WHAT TO DO: Will you output the entries below exactly, skipping every image they contain?

RECORDS FOR PROCESSING:
-- Start --
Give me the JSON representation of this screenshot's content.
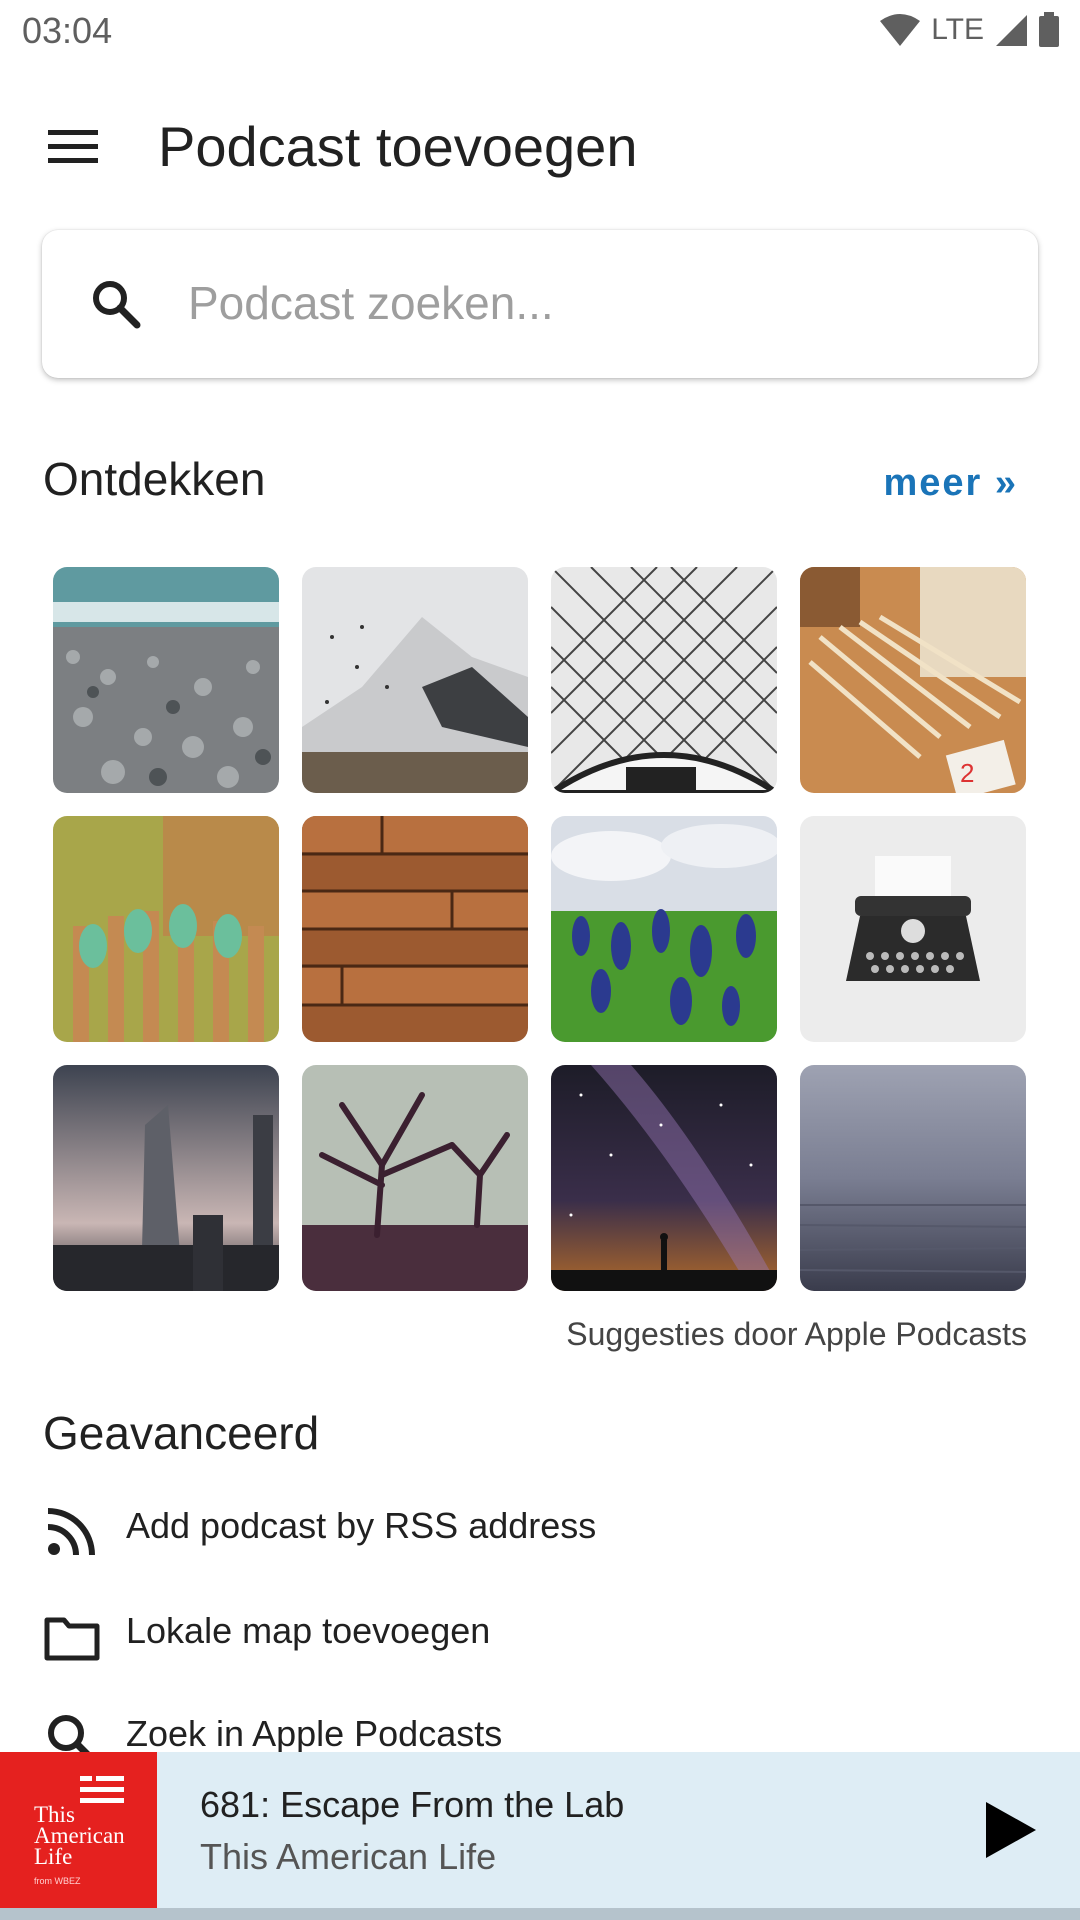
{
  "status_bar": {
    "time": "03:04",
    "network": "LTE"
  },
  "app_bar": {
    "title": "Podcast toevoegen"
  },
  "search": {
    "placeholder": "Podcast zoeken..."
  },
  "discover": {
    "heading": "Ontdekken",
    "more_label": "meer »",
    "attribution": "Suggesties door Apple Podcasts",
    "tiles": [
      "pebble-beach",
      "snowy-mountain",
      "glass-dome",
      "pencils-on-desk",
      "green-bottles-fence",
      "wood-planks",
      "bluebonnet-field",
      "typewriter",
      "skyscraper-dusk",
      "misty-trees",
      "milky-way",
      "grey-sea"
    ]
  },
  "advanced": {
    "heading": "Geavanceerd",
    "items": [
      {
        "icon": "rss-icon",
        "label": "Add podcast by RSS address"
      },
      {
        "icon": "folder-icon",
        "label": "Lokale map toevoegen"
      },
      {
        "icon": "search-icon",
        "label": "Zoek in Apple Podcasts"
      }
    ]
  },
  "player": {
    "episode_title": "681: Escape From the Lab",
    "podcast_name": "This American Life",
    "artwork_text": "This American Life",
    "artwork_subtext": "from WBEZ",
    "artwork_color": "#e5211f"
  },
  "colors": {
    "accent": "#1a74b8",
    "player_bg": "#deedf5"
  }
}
-- End --
THE COMPLETED TASK:
Give me the JSON representation of this screenshot's content.
{
  "status_bar": {
    "time": "03:04",
    "network": "LTE"
  },
  "app_bar": {
    "title": "Podcast toevoegen"
  },
  "search": {
    "placeholder": "Podcast zoeken..."
  },
  "discover": {
    "heading": "Ontdekken",
    "more_label": "meer »",
    "attribution": "Suggesties door Apple Podcasts",
    "tiles": [
      "pebble-beach",
      "snowy-mountain",
      "glass-dome",
      "pencils-on-desk",
      "green-bottles-fence",
      "wood-planks",
      "bluebonnet-field",
      "typewriter",
      "skyscraper-dusk",
      "misty-trees",
      "milky-way",
      "grey-sea"
    ]
  },
  "advanced": {
    "heading": "Geavanceerd",
    "items": [
      {
        "icon": "rss-icon",
        "label": "Add podcast by RSS address"
      },
      {
        "icon": "folder-icon",
        "label": "Lokale map toevoegen"
      },
      {
        "icon": "search-icon",
        "label": "Zoek in Apple Podcasts"
      }
    ]
  },
  "player": {
    "episode_title": "681: Escape From the Lab",
    "podcast_name": "This American Life",
    "artwork_text": "This American Life",
    "artwork_subtext": "from WBEZ",
    "artwork_color": "#e5211f"
  },
  "colors": {
    "accent": "#1a74b8",
    "player_bg": "#deedf5"
  }
}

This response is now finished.